▶ Problem details
Check each line of the listing, and copy it if it contains the word "WHICH".

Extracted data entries
--------------------------------------------------
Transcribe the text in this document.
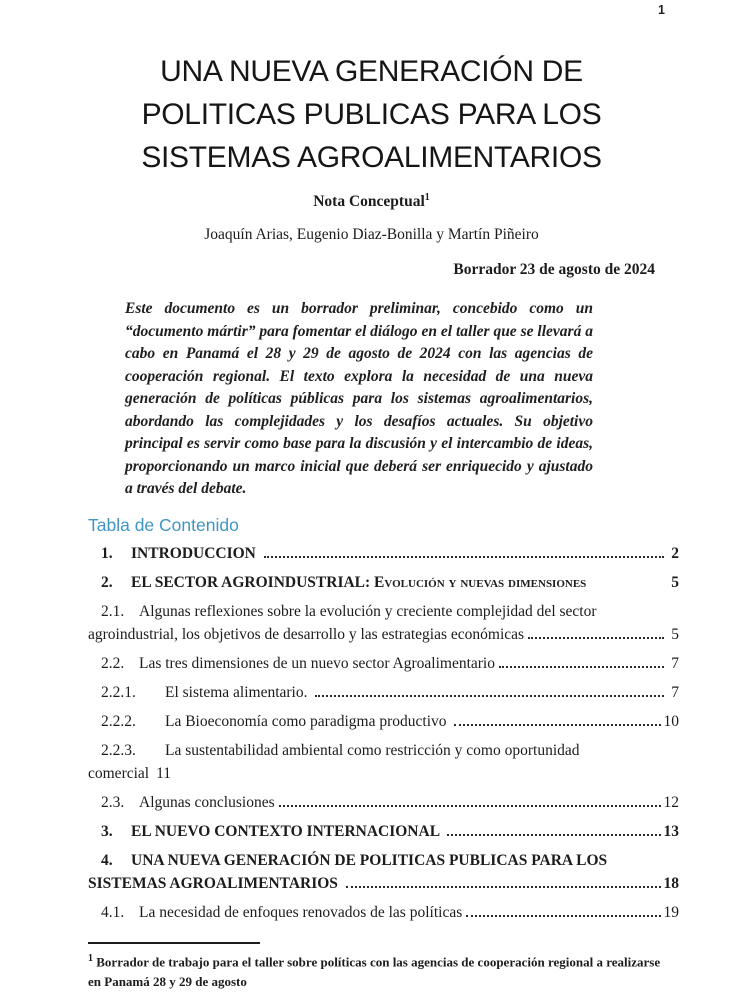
1
UNA NUEVA GENERACIÓN DE
POLITICAS PUBLICAS PARA LOS
SISTEMAS AGROALIMENTARIOS
Nota Conceptual$^1$
Joaquín Arias, Eugenio Diaz-Bonilla y Martín Piñeiro
Borrador 23 de agosto de 2024
Este documento es un borrador preliminar, concebido como un “documento mártir” para fomentar el diálogo en el taller que se llevará a cabo en Panamá el 28 y 29 de agosto de 2024 con las agencias de cooperación regional. El texto explora la necesidad de una nueva generación de políticas públicas para los sistemas agroalimentarios, abordando las complejidades y los desafíos actuales. Su objetivo principal es servir como base para la discusión y el intercambio de ideas, proporcionando un marco inicial que deberá ser enriquecido y ajustado a través del debate.
Tabla de Contenido
1.	INTRODUCCION	2
2.	EL SECTOR AGROINDUSTRIAL: Evolución y nuevas dimensiones	5
2.1. Algunas reflexiones sobre la evolución y creciente complejidad del sector
agroindustrial, los objetivos de desarrollo y las estrategias económicas	5
2.2. Las tres dimensiones de un nuevo sector Agroalimentario	7
2.2.1.	El sistema alimentario.	7
2.2.2.	La Bioeconomía como paradigma productivo	10
2.2.3.	La sustentabilidad ambiental como restricción y como oportunidad
comercial 11
2.3. Algunas conclusiones	12
3.	EL NUEVO CONTEXTO INTERNACIONAL	13
4.	UNA NUEVA GENERACIÓN DE POLITICAS PUBLICAS PARA LOS
SISTEMAS AGROALIMENTARIOS	18
4.1. La necesidad de enfoques renovados de las políticas	19
$^1$ Borrador de trabajo para el taller sobre políticas con las agencias de cooperación regional a realizarse en Panamá 28 y 29 de agosto
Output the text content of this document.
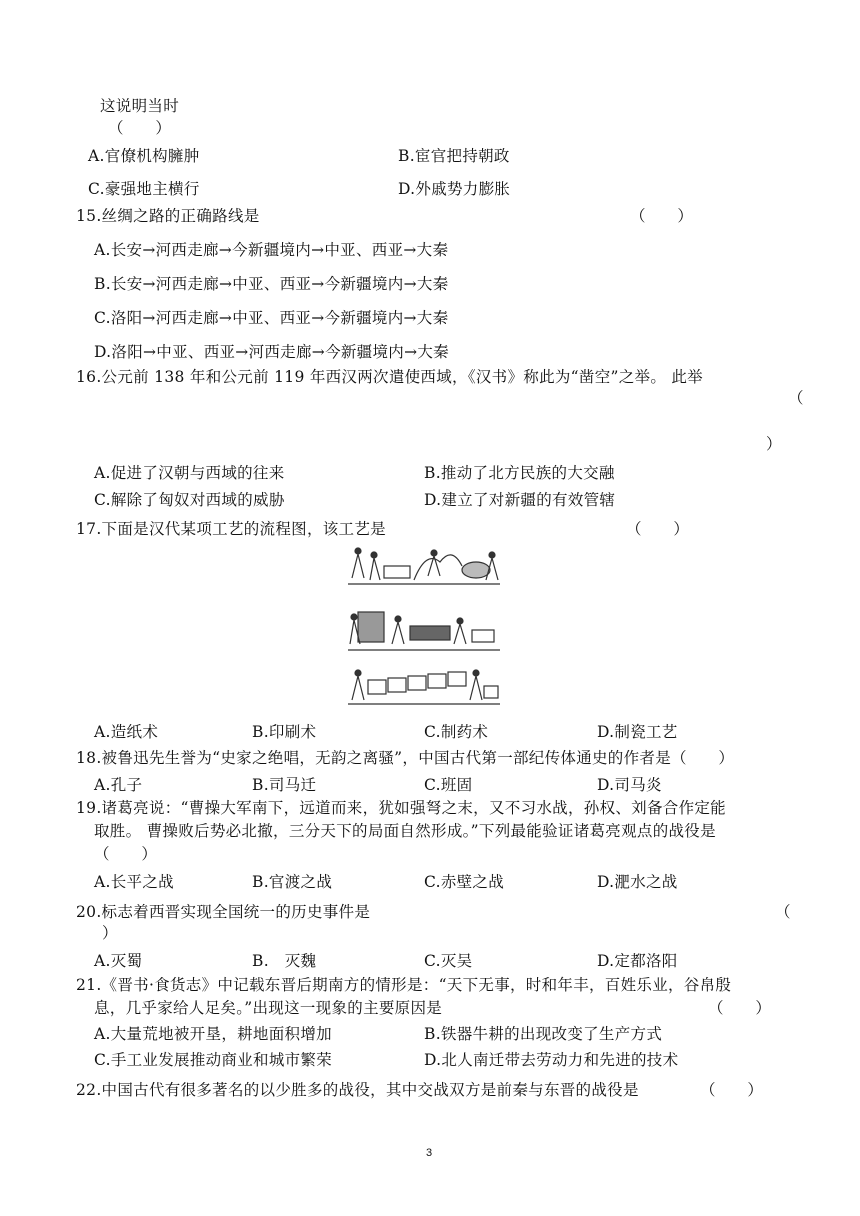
这说明当时
（　　）
A.官僚机构臃肿	B.宦官把持朝政
C.豪强地主横行	D.外戚势力膨胀
15.丝绸之路的正确路线是	（　　）
A.长安→河西走廊→今新疆境内→中亚、西亚→大秦
B.长安→河西走廊→中亚、西亚→今新疆境内→大秦
C.洛阳→河西走廊→中亚、西亚→今新疆境内→大秦
D.洛阳→中亚、西亚→河西走廊→今新疆境内→大秦
16.公元前 138 年和公元前 119 年西汉两次遣使西域，《汉书》称此为“凿空”之举。 此举
（
）
A.促进了汉朝与西域的往来	B.推动了北方民族的大交融
C.解除了匈奴对西域的威胁	D.建立了对新疆的有效管辖
17.下面是汉代某项工艺的流程图，该工艺是	（　　）
A.造纸术	B.印刷术	C.制药术	D.制瓷工艺
18.被鲁迅先生誉为“史家之绝唱，无韵之离骚”，中国古代第一部纪传体通史的作者是（　　）
A.孔子	B.司马迁	C.班固	D.司马炎
19.诸葛亮说：“曹操大军南下，远道而来，犹如强弩之末，又不习水战，孙权、刘备合作定能
取胜。 曹操败后势必北撤，三分天下的局面自然形成。”下列最能验证诸葛亮观点的战役是
（　　）
A.长平之战	B.官渡之战	C.赤壁之战	D.淝水之战
20.标志着西晋实现全国统一的历史事件是	（
）
A.灭蜀	B.　灭魏	C.灭吴	D.定都洛阳
21.《晋书·食货志》中记载东晋后期南方的情形是：“天下无事，时和年丰，百姓乐业，谷帛殷
息，几乎家给人足矣。”出现这一现象的主要原因是	（　　）
A.大量荒地被开垦，耕地面积增加	B.铁器牛耕的出现改变了生产方式
C.手工业发展推动商业和城市繁荣	D.北人南迁带去劳动力和先进的技术
22.中国古代有很多著名的以少胜多的战役，其中交战双方是前秦与东晋的战役是	（　　）
3
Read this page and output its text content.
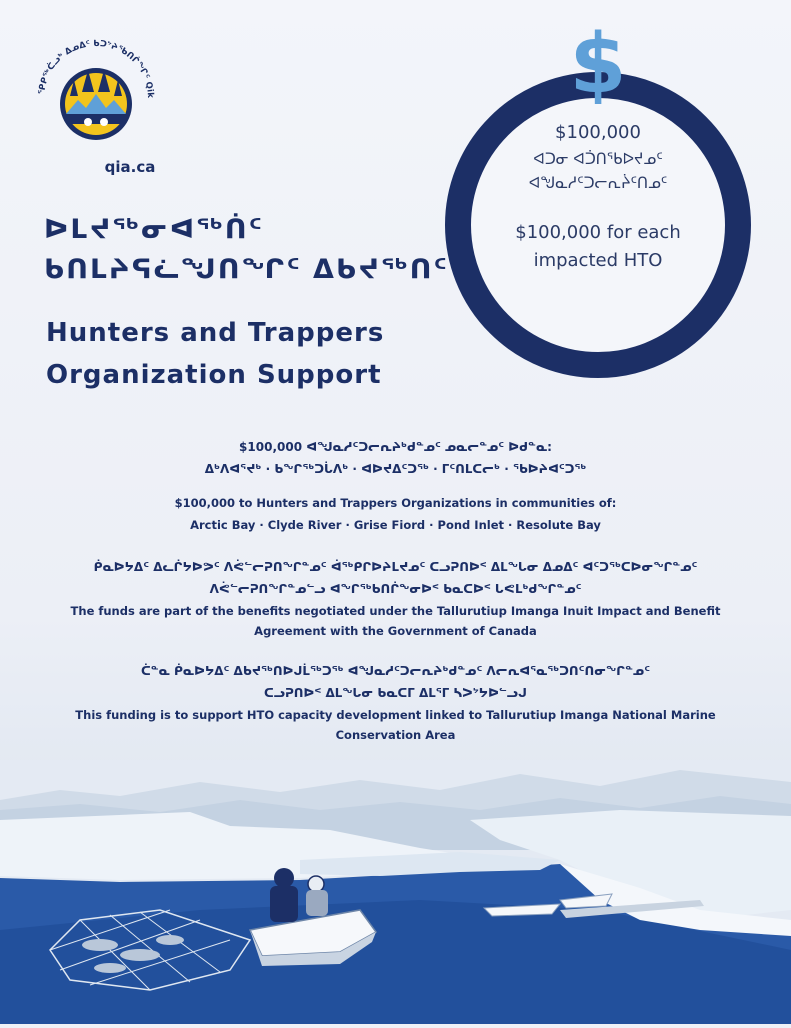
ᕿᑭᖅᑖᓗᒃ ᐃᓄᐃᑦ ᑲᑐᔾᔨᖃᑎᒌᖏᑦ Qik
qia.ca
ᐅᒪᔪᖅᓂᐊᖅᑏᑦ
ᑲᑎᒪᔨᕋᓛᖑᑎᖏᑦ ᐃᑲᔪᖅᑎᑦ
Hunters and Trappers
Organization Support
$
$100,000
ᐊᑐᓂ ᐊᑑᑎᖃᐅᔪᓄᑦ
ᐊᖑᓇᓱᑦᑐᓕᕆᔩᑦᑎᓄᑦ
$100,000 for each
impacted HTO
$100,000 ᐊᖑᓇᓱᑦᑐᓕᕆᔨᒃᑯᓐᓄᑦ ᓄᓇᓕᓐᓄᑦ ᐅᑯᓐᓇ:
ᐃᒃᐱᐊᕐᔪᒃ · ᑲᖏᖅᑐᒑᐱᒃ · ᐊᐅᔪᐃᑦᑐᖅ · ᒥᑦᑎᒪᑕᓕᒃ · ᖃᐅᔨᐊᑦᑐᖅ
$100,000 to Hunters and Trappers Organizations in communities of:
Arctic Bay · Clyde River · Grise Fiord · Pond Inlet · Resolute Bay
ᑮᓇᐅᔭᐃᑦ ᐃᓚᒌᔭᐅᕗᑦ ᐱᕚᓪᓕᕈᑎᖏᓐᓄᑦ ᐋᖅᑭᒋᐅᔨᒪᔪᓄᑦ ᑕᓗᕈᑎᐅᑉ ᐃᒪᖓᓂ ᐃᓄᐃᑦ ᐊᑦᑐᖅᑕᐅᓂᖏᓐᓄᑦ
ᐱᕚᓪᓕᕈᑎᖏᓐᓄᓪᓗ ᐊᖏᖅᑲᑎᒌᖕᓂᐅᑉ ᑲᓇᑕᐅᑉ ᒐᕙᒪᒃᑯᖏᓐᓄᑦ
The funds are part of the benefits negotiated under the Tallurutiup Imanga Inuit Impact and Benefit
Agreement with the Government of Canada
ᑖᓐᓇ ᑮᓇᐅᔭᐃᑦ ᐃᑲᔪᖅᑎᐅᒍᒫᖅᑐᖅ ᐊᖑᓇᓱᑦᑐᓕᕆᔨᒃᑯᓐᓄᑦ ᐱᓕᕆᐊᕐᓇᖅᑐᑎᑦᑎᓂᖏᓐᓄᑦ
ᑕᓗᕈᑎᐅᑉ ᐃᒪᖓᓂ ᑲᓇᑕᒥ ᐃᒪᕐᒥ ᓴᐳᔾᔭᐅᓪᓗᒍ
This funding is to support HTO capacity development linked to Tallurutiup Imanga National Marine
Conservation Area
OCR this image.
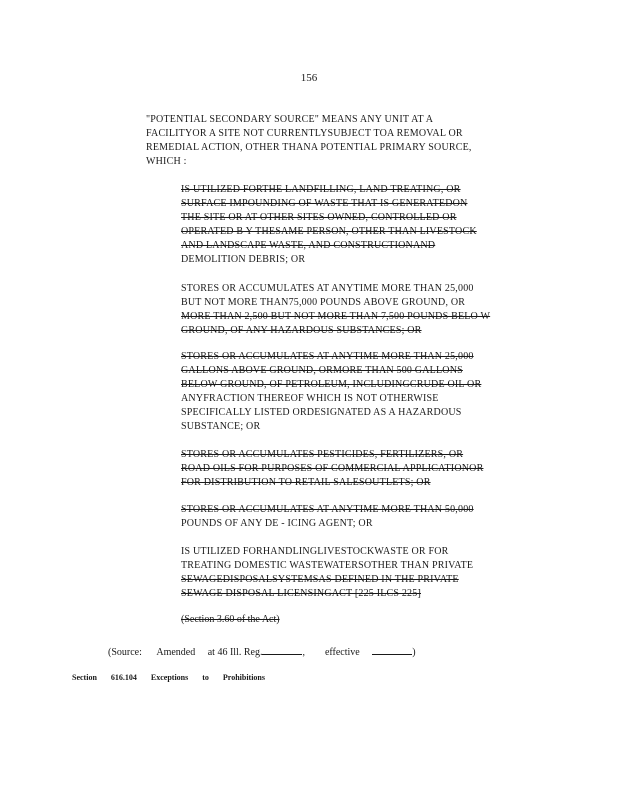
156
"POTENTIAL SECONDARY SOURCE" MEANS ANY UNIT AT A
FACILITYOR A SITE NOT CURRENTLYSUBJECT TOA REMOVAL OR
REMEDIAL ACTION, OTHER THANA POTENTIAL PRIMARY SOURCE,
WHICH :
IS UTILIZED FORTHE LANDFILLING, LAND TREATING, OR
SURFACE IMPOUNDING OF WASTE THAT IS GENERATEDON
THE SITE OR AT OTHER SITES OWNED, CONTROLLED OR
OPERATED B Y THESAME PERSON, OTHER THAN LIVESTOCK
AND LANDSCAPE WASTE, AND CONSTRUCTIONAND
DEMOLITION DEBRIS; OR
STORES OR ACCUMULATES AT ANYTIME MORE THAN 25,000
BUT NOT MORE THAN75,000 POUNDS ABOVE GROUND, OR
MORE THAN 2,500 BUT NOT MORE THAN 7,500 POUNDS BELO W
GROUND, OF ANY HAZARDOUS SUBSTANCES; OR
STORES OR ACCUMULATES AT ANYTIME MORE THAN 25,000
GALLONS ABOVE GROUND, ORMORE THAN 500 GALLONS
BELOW GROUND, OF PETROLEUM, INCLUDINGCRUDE OIL OR
ANYFRACTION THEREOF WHICH IS NOT OTHERWISE
SPECIFICALLY LISTED ORDESIGNATED AS A HAZARDOUS
SUBSTANCE; OR
STORES OR ACCUMULATES PESTICIDES, FERTILIZERS, OR
ROAD OILS FOR PURPOSES OF COMMERCIAL APPLICATIONOR
FOR DISTRIBUTION TO RETAIL SALESOUTLETS; OR
STORES OR ACCUMULATES AT ANYTIME MORE THAN 50,000
POUNDS OF ANY DE - ICING AGENT; OR
IS UTILIZED FORHANDLINGLIVESTOCKWASTE OR FOR
TREATING DOMESTIC WASTEWATERSOTHER THAN PRIVATE
SEWAGEDISPOSALSYSTEMSAS DEFINED IN THE PRIVATE
SEWAGE DISPOSAL LICENSINGACT [225 ILCS 225]
(Section 3.60 of the Act)
(Source: Amended at 46 Ill. Reg.	, effective	)
Section 616.104 Exceptions to Prohibitions
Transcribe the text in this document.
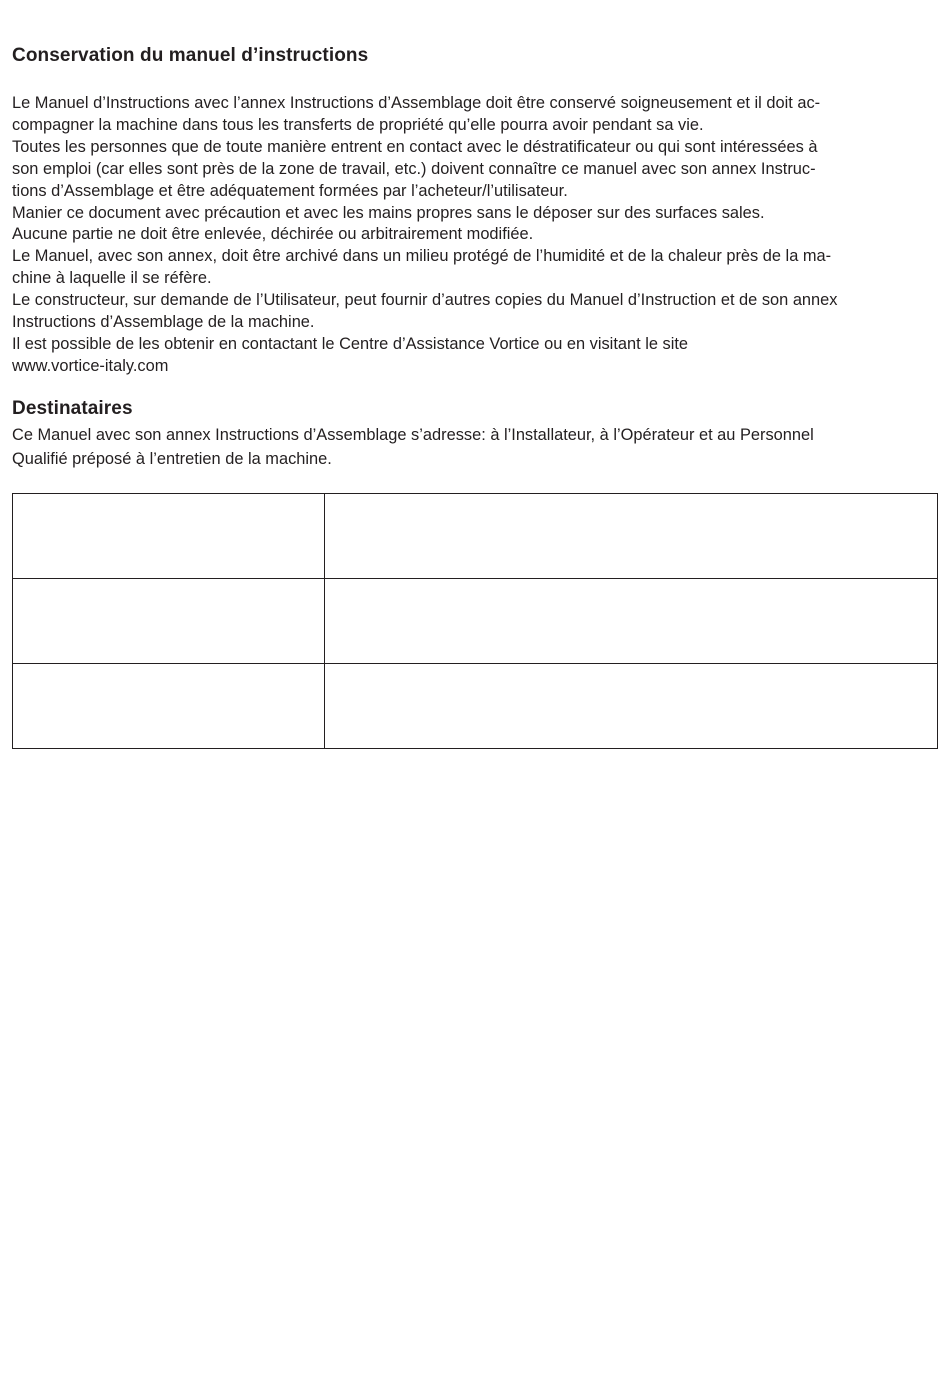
Conservation du manuel d’instructions

Le Manuel d’Instructions avec l’annex Instructions d’Assemblage doit être conservé soigneusement et il doit ac-
compagner la machine dans tous les transferts de propriété qu’elle pourra avoir pendant sa vie.

Toutes les personnes que de toute manière entrent en contact avec le déstratificateur ou qui sont intéressées à
son emploi (car elles sont près de la zone de travail, etc.) doivent connaître ce manuel avec son annex Instruc-
tions d’Assemblage et être adéquatement formées par l’acheteur/l’utilisateur.

Manier ce document avec précaution et avec les mains propres sans le déposer sur des surfaces sales.

Aucune partie ne doit être enlevée, déchirée ou arbitrairement modifiée.

Le Manuel, avec son annex, doit être archivé dans un milieu protégé de l’humidité et de la chaleur près de la ma-
chine à laquelle il se réfère.

Le constructeur, sur demande de l’Utilisateur, peut fournir d’autres copies du Manuel d’Instruction et de son annex
Instructions d’Assemblage de la machine.

Il est possible de les obtenir en contactant le Centre d’Assistance Vortice ou en visitant le site
www.vortice-italy.com

Destinataires

Ce Manuel avec son annex Instructions d’Assemblage s’adresse: à l’Installateur, à l’Opérateur et au Personnel
Qualifié préposé à l’entretien de la machine.
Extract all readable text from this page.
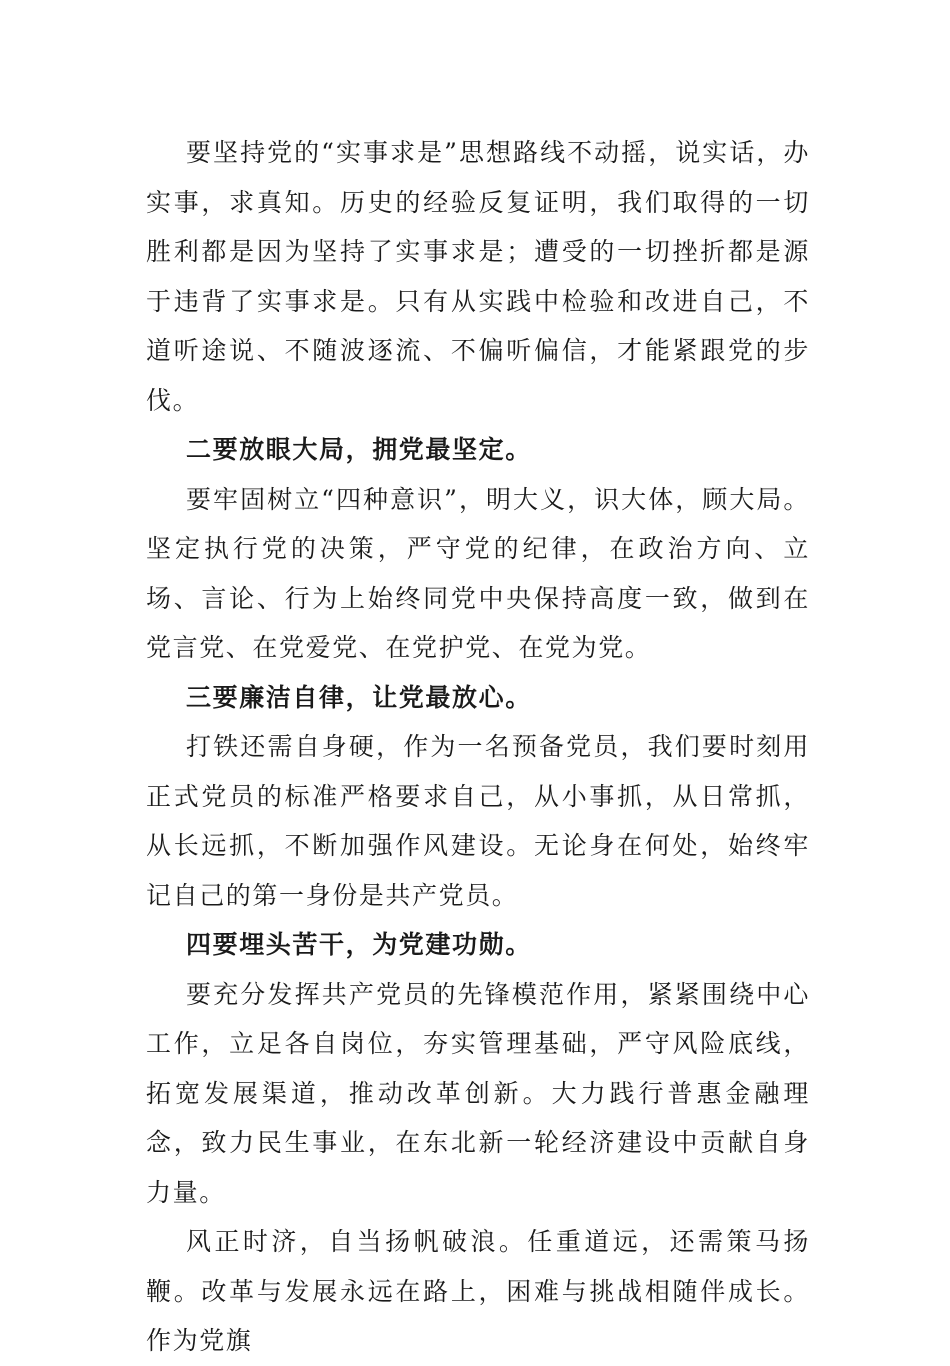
要坚持党的“实事求是”思想路线不动摇，说实话，办实事，求真知。历史的经验反复证明，我们取得的一切胜利都是因为坚持了实事求是；遭受的一切挫折都是源于违背了实事求是。只有从实践中检验和改进自己，不道听途说、不随波逐流、不偏听偏信，才能紧跟党的步伐。

二要放眼大局，拥党最坚定。

要牢固树立“四种意识”，明大义，识大体，顾大局。坚定执行党的决策，严守党的纪律，在政治方向、立场、言论、行为上始终同党中央保持高度一致，做到在党言党、在党爱党、在党护党、在党为党。

三要廉洁自律，让党最放心。

打铁还需自身硬，作为一名预备党员，我们要时刻用正式党员的标准严格要求自己，从小事抓，从日常抓，从长远抓，不断加强作风建设。无论身在何处，始终牢记自己的第一身份是共产党员。

四要埋头苦干，为党建功勋。

要充分发挥共产党员的先锋模范作用，紧紧围绕中心工作，立足各自岗位，夯实管理基础，严守风险底线，拓宽发展渠道，推动改革创新。大力践行普惠金融理念，致力民生事业，在东北新一轮经济建设中贡献自身力量。

风正时济，自当扬帆破浪。任重道远，还需策马扬鞭。改革与发展永远在路上，困难与挑战相随伴成长。作为党旗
--------------------------------------------------
▶ Complete answer
WHICH :
ANYFRACTION THEREOF WHICH IS NOT OTHERWISE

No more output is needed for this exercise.